Exercise prompt »
Omit all images. Write out the rest of the material exactly.

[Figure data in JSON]
- - - - - - -

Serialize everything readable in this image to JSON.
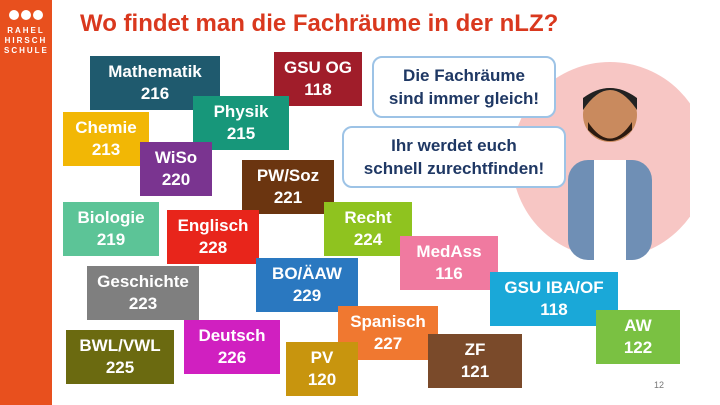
{
  "header": {
    "title": "Wo findet man die Fachräume in der nLZ?"
  },
  "logo": {
    "lines": [
      "RAHEL",
      "HIRSCH",
      "SCHULE"
    ]
  },
  "rooms": [
    {
      "subject": "Mathematik",
      "room": "216",
      "color": "#1f5a6e"
    },
    {
      "subject": "GSU OG",
      "room": "118",
      "color": "#a01d2a"
    },
    {
      "subject": "Physik",
      "room": "215",
      "color": "#17977a"
    },
    {
      "subject": "Chemie",
      "room": "213",
      "color": "#f2b705"
    },
    {
      "subject": "WiSo",
      "room": "220",
      "color": "#7a3490"
    },
    {
      "subject": "PW/Soz",
      "room": "221",
      "color": "#6b3510"
    },
    {
      "subject": "Biologie",
      "room": "219",
      "color": "#5cc497"
    },
    {
      "subject": "Englisch",
      "room": "228",
      "color": "#e8251b"
    },
    {
      "subject": "Recht",
      "room": "224",
      "color": "#8fc31f"
    },
    {
      "subject": "MedAss",
      "room": "116",
      "color": "#f07aa0"
    },
    {
      "subject": "Geschichte",
      "room": "223",
      "color": "#7f7f7f"
    },
    {
      "subject": "BO/ÄAW",
      "room": "229",
      "color": "#2a78c0"
    },
    {
      "subject": "GSU IBA/OF",
      "room": "118",
      "color": "#1aa8d8"
    },
    {
      "subject": "Spanisch",
      "room": "227",
      "color": "#f07830"
    },
    {
      "subject": "BWL/VWL",
      "room": "225",
      "color": "#6b6a10"
    },
    {
      "subject": "Deutsch",
      "room": "226",
      "color": "#d020c0"
    },
    {
      "subject": "PV",
      "room": "120",
      "color": "#c8950e"
    },
    {
      "subject": "ZF",
      "room": "121",
      "color": "#7a4a2a"
    },
    {
      "subject": "AW",
      "room": "122",
      "color": "#7ac142"
    }
  ],
  "bubbles": [
    {
      "lines": [
        "Die Fachräume",
        "sind immer gleich!"
      ]
    },
    {
      "lines": [
        "Ihr werdet euch",
        "schnell zurechtfinden!"
      ]
    }
  ],
  "footer": {
    "page_number": "12"
  }
}
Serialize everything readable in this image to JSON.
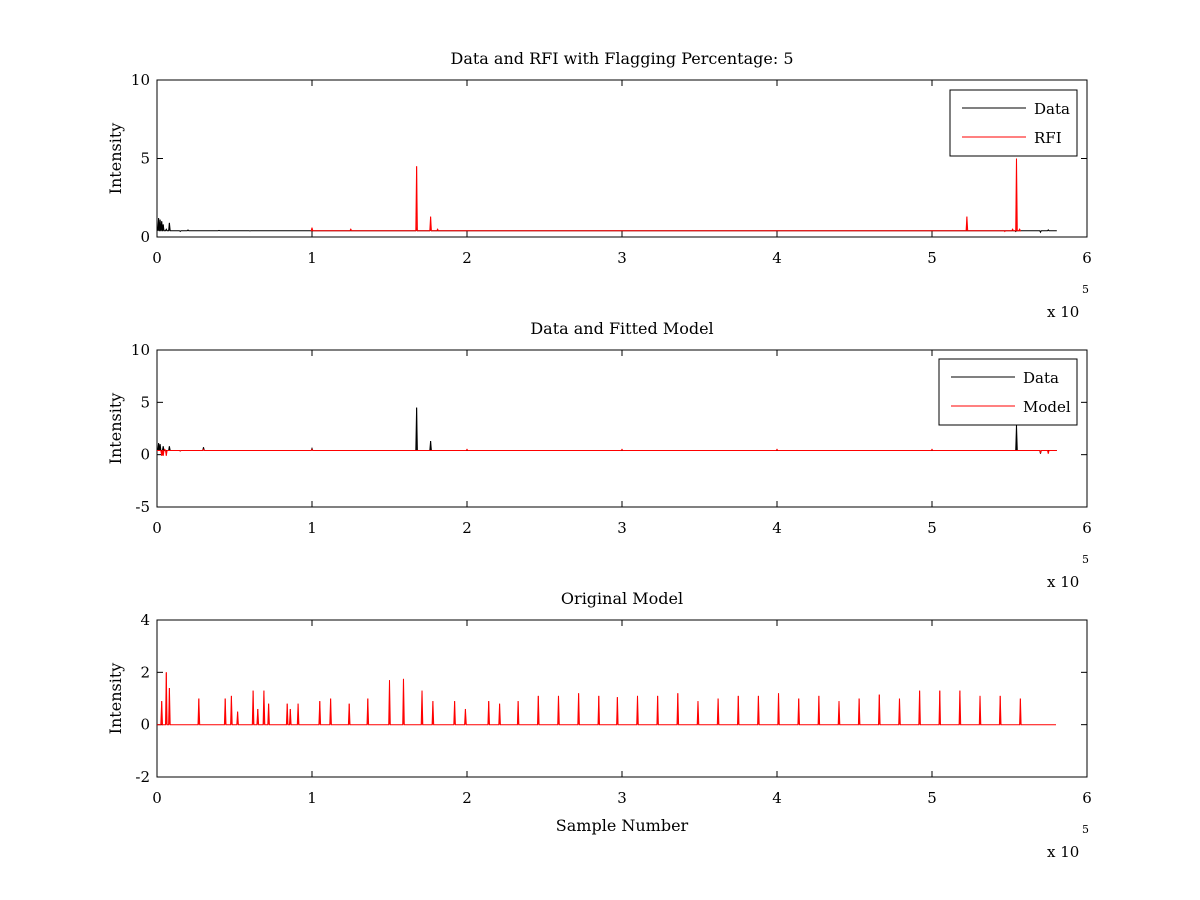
{
  "chart_data": [
    {
      "type": "line",
      "title": "Data and RFI with Flagging Percentage: 5",
      "xlabel": "",
      "ylabel": "Intensity",
      "xlim": [
        0,
        600000
      ],
      "ylim": [
        0,
        10
      ],
      "x_ticks": [
        "0",
        "1",
        "2",
        "3",
        "4",
        "5",
        "6"
      ],
      "y_ticks": [
        "0",
        "5",
        "10"
      ],
      "x_exponent": {
        "base": "x 10",
        "power": "5"
      },
      "grid": false,
      "legend": "top-right",
      "series": [
        {
          "name": "Data",
          "color": "#000000",
          "baseline": 0.4,
          "x": [
            0,
            1000,
            2000,
            3000,
            4000,
            6000,
            8000,
            10000,
            15000,
            20000,
            30000,
            40000,
            60000,
            100000,
            166000,
            167500,
            169000,
            176500,
            178000,
            200000,
            300000,
            400000,
            500000,
            522000,
            554000,
            570000,
            575000,
            580000
          ],
          "y": [
            0.6,
            1.2,
            1.1,
            1.0,
            0.8,
            0.5,
            0.9,
            0.4,
            0.35,
            0.45,
            0.4,
            0.42,
            0.38,
            0.4,
            0.4,
            0.6,
            0.4,
            0.5,
            0.4,
            0.4,
            0.4,
            0.4,
            0.4,
            0.4,
            0.35,
            0.3,
            0.45,
            0.4
          ]
        },
        {
          "name": "RFI",
          "color": "#ff0000",
          "baseline": 0.4,
          "x": [
            100000,
            125000,
            167500,
            176500,
            181000,
            522500,
            537000,
            547000,
            552000,
            554500,
            556500
          ],
          "y": [
            0.6,
            0.5,
            4.5,
            1.3,
            0.5,
            1.3,
            0.4,
            0.35,
            0.5,
            5.0,
            0.5
          ]
        }
      ]
    },
    {
      "type": "line",
      "title": "Data and Fitted Model",
      "xlabel": "",
      "ylabel": "Intensity",
      "xlim": [
        0,
        600000
      ],
      "ylim": [
        -5,
        10
      ],
      "x_ticks": [
        "0",
        "1",
        "2",
        "3",
        "4",
        "5",
        "6"
      ],
      "y_ticks": [
        "-5",
        "0",
        "5",
        "10"
      ],
      "x_exponent": {
        "base": "x 10",
        "power": "5"
      },
      "grid": false,
      "legend": "top-right",
      "series": [
        {
          "name": "Data",
          "color": "#000000",
          "baseline": 0.4,
          "x": [
            0,
            1000,
            2000,
            4000,
            8000,
            15000,
            30000,
            100000,
            167500,
            176500,
            554500,
            570000,
            580000
          ],
          "y": [
            0.6,
            1.1,
            1.0,
            0.8,
            0.8,
            0.35,
            0.7,
            0.6,
            4.5,
            1.3,
            2.8,
            0.1,
            0.4
          ]
        },
        {
          "name": "Model",
          "color": "#ff0000",
          "baseline": 0.4,
          "x": [
            3000,
            4000,
            5000,
            6000,
            15000,
            30000,
            100000,
            200000,
            300000,
            400000,
            500000,
            570000,
            575000,
            580000
          ],
          "y": [
            -0.1,
            -0.1,
            0.5,
            -0.1,
            0.35,
            0.5,
            0.5,
            0.5,
            0.5,
            0.5,
            0.5,
            0.2,
            0.1,
            0.4
          ]
        }
      ]
    },
    {
      "type": "line",
      "title": "Original Model",
      "xlabel": "Sample Number",
      "ylabel": "Intensity",
      "xlim": [
        0,
        600000
      ],
      "ylim": [
        -2,
        4
      ],
      "x_ticks": [
        "0",
        "1",
        "2",
        "3",
        "4",
        "5",
        "6"
      ],
      "y_ticks": [
        "-2",
        "0",
        "2"
      ],
      "y_ticks_extra": [
        "4"
      ],
      "x_exponent": {
        "base": "x 10",
        "power": "5"
      },
      "grid": false,
      "legend": "none",
      "series": [
        {
          "name": "",
          "color": "#ff0000",
          "baseline": 0,
          "x": [
            3000,
            6000,
            8000,
            27000,
            44000,
            48000,
            52000,
            62000,
            65000,
            69000,
            72000,
            84000,
            86000,
            91000,
            105000,
            112000,
            124000,
            136000,
            150000,
            159000,
            171000,
            178000,
            192000,
            199000,
            214000,
            221000,
            233000,
            246000,
            259000,
            272000,
            285000,
            297000,
            310000,
            323000,
            336000,
            349000,
            362000,
            375000,
            388000,
            401000,
            414000,
            427000,
            440000,
            453000,
            466000,
            479000,
            492000,
            505000,
            518000,
            531000,
            544000,
            557000
          ],
          "y": [
            0.9,
            2.0,
            1.4,
            1.0,
            1.0,
            1.1,
            0.5,
            1.3,
            0.6,
            1.3,
            0.8,
            0.8,
            0.6,
            0.8,
            0.9,
            1.0,
            0.8,
            1.0,
            1.7,
            1.75,
            1.3,
            0.9,
            0.9,
            0.6,
            0.9,
            0.8,
            0.9,
            1.1,
            1.1,
            1.2,
            1.1,
            1.05,
            1.1,
            1.1,
            1.2,
            0.9,
            1.0,
            1.1,
            1.1,
            1.2,
            1.0,
            1.1,
            0.9,
            1.0,
            1.15,
            1.0,
            1.3,
            1.3,
            1.3,
            1.1,
            1.1,
            1.0
          ]
        }
      ]
    }
  ]
}
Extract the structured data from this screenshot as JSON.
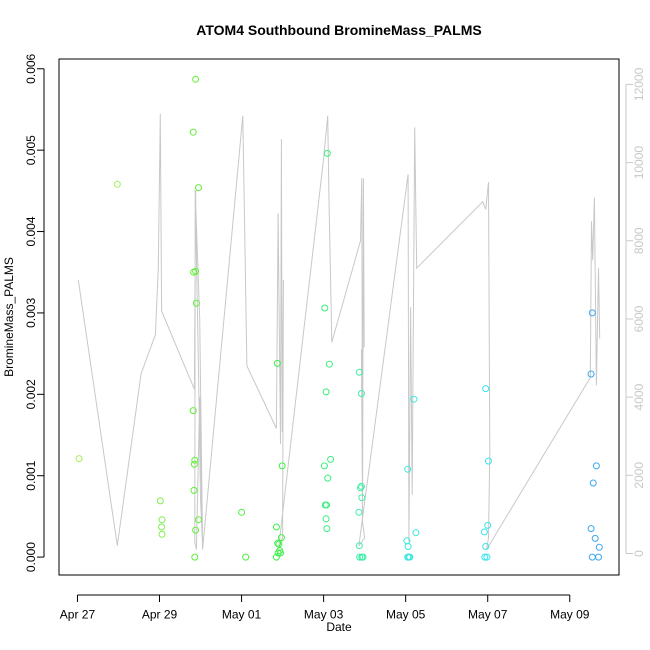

- - - - - - -

Result »
Serialize everything readable in this image to JSON.
{
  "header": {
    "title": "Wo findet man die Fachräume in der nLZ?"
  },
  "logo": {
    "lines": [
      "RAHEL",
      "HIRSCH",
      "SCHULE"
    ]
  },
  "rooms": [
    {
      "subject": "Mathematik",
      "room": "216",
      "color": "#1f5a6e"
    },
    {
      "subject": "GSU OG",
      "room": "118",
      "color": "#a01d2a"
    },
    {
      "subject": "Physik",
      "room": "215",
      "color": "#17977a"
    },
    {
      "subject": "Chemie",
      "room": "213",
      "color": "#f2b705"
    },
    {
      "subject": "WiSo",
      "room": "220",
      "color": "#7a3490"
    },
    {
      "subject": "PW/Soz",
      "room": "221",
      "color": "#6b3510"
    },
    {
      "subject": "Biologie",
      "room": "219",
      "color": "#5cc497"
    },
    {
      "subject": "Englisch",
      "room": "228",
      "color": "#e8251b"
    },
    {
      "subject": "Recht",
      "room": "224",
      "color": "#8fc31f"
    },
    {
      "subject": "MedAss",
      "room": "116",
      "color": "#f07aa0"
    },
    {
      "subject": "Geschichte",
      "room": "223",
      "color": "#7f7f7f"
    },
    {
      "subject": "BO/ÄAW",
      "room": "229",
      "color": "#2a78c0"
    },
    {
      "subject": "GSU IBA/OF",
      "room": "118",
      "color": "#1aa8d8"
    },
    {
      "subject": "Spanisch",
      "room": "227",
      "color": "#f07830"
    },
    {
      "subject": "BWL/VWL",
      "room": "225",
      "color": "#6b6a10"
    },
    {
      "subject": "Deutsch",
      "room": "226",
      "color": "#d020c0"
    },
    {
      "subject": "PV",
      "room": "120",
      "color": "#c8950e"
    },
    {
      "subject": "ZF",
      "room": "121",
      "color": "#7a4a2a"
    },
    {
      "subject": "AW",
      "room": "122",
      "color": "#7ac142"
    }
  ],
  "bubbles": [
    {
      "lines": [
        "Die Fachräume",
        "sind immer gleich!"
      ]
    },
    {
      "lines": [
        "Ihr werdet euch",
        "schnell zurechtfinden!"
      ]
    }
  ],
  "footer": {
    "page_number": "12"
  }
}
Serialize everything readable in this image to JSON.
{
  "chart_data": [
    {
      "type": "line",
      "title": "Data and RFI with Flagging Percentage: 5",
      "xlabel": "",
      "ylabel": "Intensity",
      "xlim": [
        0,
        600000
      ],
      "ylim": [
        0,
        10
      ],
      "x_ticks": [
        "0",
        "1",
        "2",
        "3",
        "4",
        "5",
        "6"
      ],
      "y_ticks": [
        "0",
        "5",
        "10"
      ],
      "x_exponent": {
        "base": "x 10",
        "power": "5"
      },
      "grid": false,
      "legend": "top-right",
      "series": [
        {
          "name": "Data",
          "color": "#000000",
          "baseline": 0.4,
          "x": [
            0,
            1000,
            2000,
            3000,
            4000,
            6000,
            8000,
            10000,
            15000,
            20000,
            30000,
            40000,
            60000,
            100000,
            166000,
            167500,
            169000,
            176500,
            178000,
            200000,
            300000,
            400000,
            500000,
            522000,
            554000,
            570000,
            575000,
            580000
          ],
          "y": [
            0.6,
            1.2,
            1.1,
            1.0,
            0.8,
            0.5,
            0.9,
            0.4,
            0.35,
            0.45,
            0.4,
            0.42,
            0.38,
            0.4,
            0.4,
            0.6,
            0.4,
            0.5,
            0.4,
            0.4,
            0.4,
            0.4,
            0.4,
            0.4,
            0.35,
            0.3,
            0.45,
            0.4
          ]
        },
        {
          "name": "RFI",
          "color": "#ff0000",
          "baseline": 0.4,
          "x": [
            100000,
            125000,
            167500,
            176500,
            181000,
            522500,
            537000,
            547000,
            552000,
            554500,
            556500
          ],
          "y": [
            0.6,
            0.5,
            4.5,
            1.3,
            0.5,
            1.3,
            0.4,
            0.35,
            0.5,
            5.0,
            0.5
          ]
        }
      ]
    },
    {
      "type": "line",
      "title": "Data and Fitted Model",
      "xlabel": "",
      "ylabel": "Intensity",
      "xlim": [
        0,
        600000
      ],
      "ylim": [
        -5,
        10
      ],
      "x_ticks": [
        "0",
        "1",
        "2",
        "3",
        "4",
        "5",
        "6"
      ],
      "y_ticks": [
        "-5",
        "0",
        "5",
        "10"
      ],
      "x_exponent": {
        "base": "x 10",
        "power": "5"
      },
      "grid": false,
      "legend": "top-right",
      "series": [
        {
          "name": "Data",
          "color": "#000000",
          "baseline": 0.4,
          "x": [
            0,
            1000,
            2000,
            4000,
            8000,
            15000,
            30000,
            100000,
            167500,
            176500,
            554500,
            570000,
            580000
          ],
          "y": [
            0.6,
            1.1,
            1.0,
            0.8,
            0.8,
            0.35,
            0.7,
            0.6,
            4.5,
            1.3,
            2.8,
            0.1,
            0.4
          ]
        },
        {
          "name": "Model",
          "color": "#ff0000",
          "baseline": 0.4,
          "x": [
            3000,
            4000,
            5000,
            6000,
            15000,
            30000,
            100000,
            200000,
            300000,
            400000,
            500000,
            570000,
            575000,
            580000
          ],
          "y": [
            -0.1,
            -0.1,
            0.5,
            -0.1,
            0.35,
            0.5,
            0.5,
            0.5,
            0.5,
            0.5,
            0.5,
            0.2,
            0.1,
            0.4
          ]
        }
      ]
    },
    {
      "type": "line",
      "title": "Original Model",
      "xlabel": "Sample Number",
      "ylabel": "Intensity",
      "xlim": [
        0,
        600000
      ],
      "ylim": [
        -2,
        4
      ],
      "x_ticks": [
        "0",
        "1",
        "2",
        "3",
        "4",
        "5",
        "6"
      ],
      "y_ticks": [
        "-2",
        "0",
        "2"
      ],
      "y_ticks_extra": [
        "4"
      ],
      "x_exponent": {
        "base": "x 10",
        "power": "5"
      },
      "grid": false,
      "legend": "none",
      "series": [
        {
          "name": "",
          "color": "#ff0000",
          "baseline": 0,
          "x": [
            3000,
            6000,
            8000,
            27000,
            44000,
            48000,
            52000,
            62000,
            65000,
            69000,
            72000,
            84000,
            86000,
            91000,
            105000,
            112000,
            124000,
            136000,
            150000,
            159000,
            171000,
            178000,
            192000,
            199000,
            214000,
            221000,
            233000,
            246000,
            259000,
            272000,
            285000,
            297000,
            310000,
            323000,
            336000,
            349000,
            362000,
            375000,
            388000,
            401000,
            414000,
            427000,
            440000,
            453000,
            466000,
            479000,
            492000,
            505000,
            518000,
            531000,
            544000,
            557000
          ],
          "y": [
            0.9,
            2.0,
            1.4,
            1.0,
            1.0,
            1.1,
            0.5,
            1.3,
            0.6,
            1.3,
            0.8,
            0.8,
            0.6,
            0.8,
            0.9,
            1.0,
            0.8,
            1.0,
            1.7,
            1.75,
            1.3,
            0.9,
            0.9,
            0.6,
            0.9,
            0.8,
            0.9,
            1.1,
            1.1,
            1.2,
            1.1,
            1.05,
            1.1,
            1.1,
            1.2,
            0.9,
            1.0,
            1.1,
            1.1,
            1.2,
            1.0,
            1.1,
            0.9,
            1.0,
            1.15,
            1.0,
            1.3,
            1.3,
            1.3,
            1.1,
            1.1,
            1.0
          ]
        }
      ]
    }
  ]
}
Extract the structured data from this screenshot as JSON.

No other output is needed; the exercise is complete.